§ DIRECTIVE
Report only how many lines hold the word "činnosti".

§ ENTRIES PROVIDED
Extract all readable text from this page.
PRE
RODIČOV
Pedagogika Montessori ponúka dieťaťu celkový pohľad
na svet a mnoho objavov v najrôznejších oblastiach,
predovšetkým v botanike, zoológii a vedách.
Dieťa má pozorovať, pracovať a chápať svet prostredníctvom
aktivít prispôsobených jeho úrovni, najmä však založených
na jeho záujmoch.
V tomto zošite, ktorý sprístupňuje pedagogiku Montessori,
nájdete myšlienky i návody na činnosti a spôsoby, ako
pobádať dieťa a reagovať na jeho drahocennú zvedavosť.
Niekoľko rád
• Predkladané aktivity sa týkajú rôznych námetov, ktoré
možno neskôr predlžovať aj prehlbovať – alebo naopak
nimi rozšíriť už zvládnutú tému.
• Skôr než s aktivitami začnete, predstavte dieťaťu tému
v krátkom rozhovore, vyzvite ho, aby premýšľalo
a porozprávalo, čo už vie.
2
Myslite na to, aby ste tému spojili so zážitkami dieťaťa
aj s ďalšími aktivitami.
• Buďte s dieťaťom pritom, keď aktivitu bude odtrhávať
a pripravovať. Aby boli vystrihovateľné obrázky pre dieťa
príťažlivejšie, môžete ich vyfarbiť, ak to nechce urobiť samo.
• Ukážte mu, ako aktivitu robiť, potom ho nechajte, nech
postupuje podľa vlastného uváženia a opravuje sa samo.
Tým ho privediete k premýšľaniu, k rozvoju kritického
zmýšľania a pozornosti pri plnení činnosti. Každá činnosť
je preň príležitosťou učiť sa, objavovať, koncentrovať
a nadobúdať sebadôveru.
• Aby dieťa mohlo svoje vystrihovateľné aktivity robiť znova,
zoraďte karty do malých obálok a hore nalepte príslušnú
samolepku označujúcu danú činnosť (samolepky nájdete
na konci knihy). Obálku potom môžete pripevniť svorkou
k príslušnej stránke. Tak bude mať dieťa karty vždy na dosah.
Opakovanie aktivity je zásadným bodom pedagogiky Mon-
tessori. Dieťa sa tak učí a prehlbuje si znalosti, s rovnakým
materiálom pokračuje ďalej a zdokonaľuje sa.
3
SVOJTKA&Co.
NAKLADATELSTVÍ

§ IN RESPONSE
2